Record list:
## BEGIN

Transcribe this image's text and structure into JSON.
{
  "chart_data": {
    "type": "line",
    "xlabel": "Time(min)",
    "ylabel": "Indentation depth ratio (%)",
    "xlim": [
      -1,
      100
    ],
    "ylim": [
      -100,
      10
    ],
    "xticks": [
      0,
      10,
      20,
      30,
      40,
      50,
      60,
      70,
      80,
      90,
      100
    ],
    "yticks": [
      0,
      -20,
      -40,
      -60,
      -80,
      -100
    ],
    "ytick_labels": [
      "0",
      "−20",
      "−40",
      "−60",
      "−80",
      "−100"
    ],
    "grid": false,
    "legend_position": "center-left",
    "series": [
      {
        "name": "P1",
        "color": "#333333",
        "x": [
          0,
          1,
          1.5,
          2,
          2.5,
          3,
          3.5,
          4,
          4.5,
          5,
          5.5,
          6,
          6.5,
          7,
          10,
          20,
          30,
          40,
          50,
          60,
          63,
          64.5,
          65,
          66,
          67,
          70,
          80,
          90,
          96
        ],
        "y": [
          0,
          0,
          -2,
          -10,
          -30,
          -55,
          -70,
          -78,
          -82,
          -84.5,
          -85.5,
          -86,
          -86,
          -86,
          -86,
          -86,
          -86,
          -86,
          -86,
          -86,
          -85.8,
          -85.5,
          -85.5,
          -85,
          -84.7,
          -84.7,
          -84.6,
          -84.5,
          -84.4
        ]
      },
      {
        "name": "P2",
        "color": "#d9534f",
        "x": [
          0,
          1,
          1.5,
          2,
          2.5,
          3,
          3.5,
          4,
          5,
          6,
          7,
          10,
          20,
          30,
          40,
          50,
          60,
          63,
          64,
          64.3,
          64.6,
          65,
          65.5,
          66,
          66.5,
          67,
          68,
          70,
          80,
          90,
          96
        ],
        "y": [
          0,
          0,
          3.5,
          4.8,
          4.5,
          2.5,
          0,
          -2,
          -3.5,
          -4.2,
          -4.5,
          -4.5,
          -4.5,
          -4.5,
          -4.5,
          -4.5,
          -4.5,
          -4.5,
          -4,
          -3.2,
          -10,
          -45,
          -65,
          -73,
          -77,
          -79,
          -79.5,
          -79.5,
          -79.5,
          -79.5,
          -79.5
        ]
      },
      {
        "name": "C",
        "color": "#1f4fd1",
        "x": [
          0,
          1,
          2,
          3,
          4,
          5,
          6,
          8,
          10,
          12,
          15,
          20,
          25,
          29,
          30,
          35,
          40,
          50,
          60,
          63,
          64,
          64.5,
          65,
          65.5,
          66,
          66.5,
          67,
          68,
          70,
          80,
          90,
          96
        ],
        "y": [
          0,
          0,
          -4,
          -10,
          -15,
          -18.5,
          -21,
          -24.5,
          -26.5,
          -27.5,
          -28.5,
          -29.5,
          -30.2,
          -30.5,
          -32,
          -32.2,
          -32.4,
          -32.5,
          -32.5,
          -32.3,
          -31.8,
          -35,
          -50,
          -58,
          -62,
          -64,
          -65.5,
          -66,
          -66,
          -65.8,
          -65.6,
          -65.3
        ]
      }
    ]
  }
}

## END

Pull every line containing "color" out of the records.

        "color": "#333333",
        "color": "#d9534f",
        "color": "#1f4fd1",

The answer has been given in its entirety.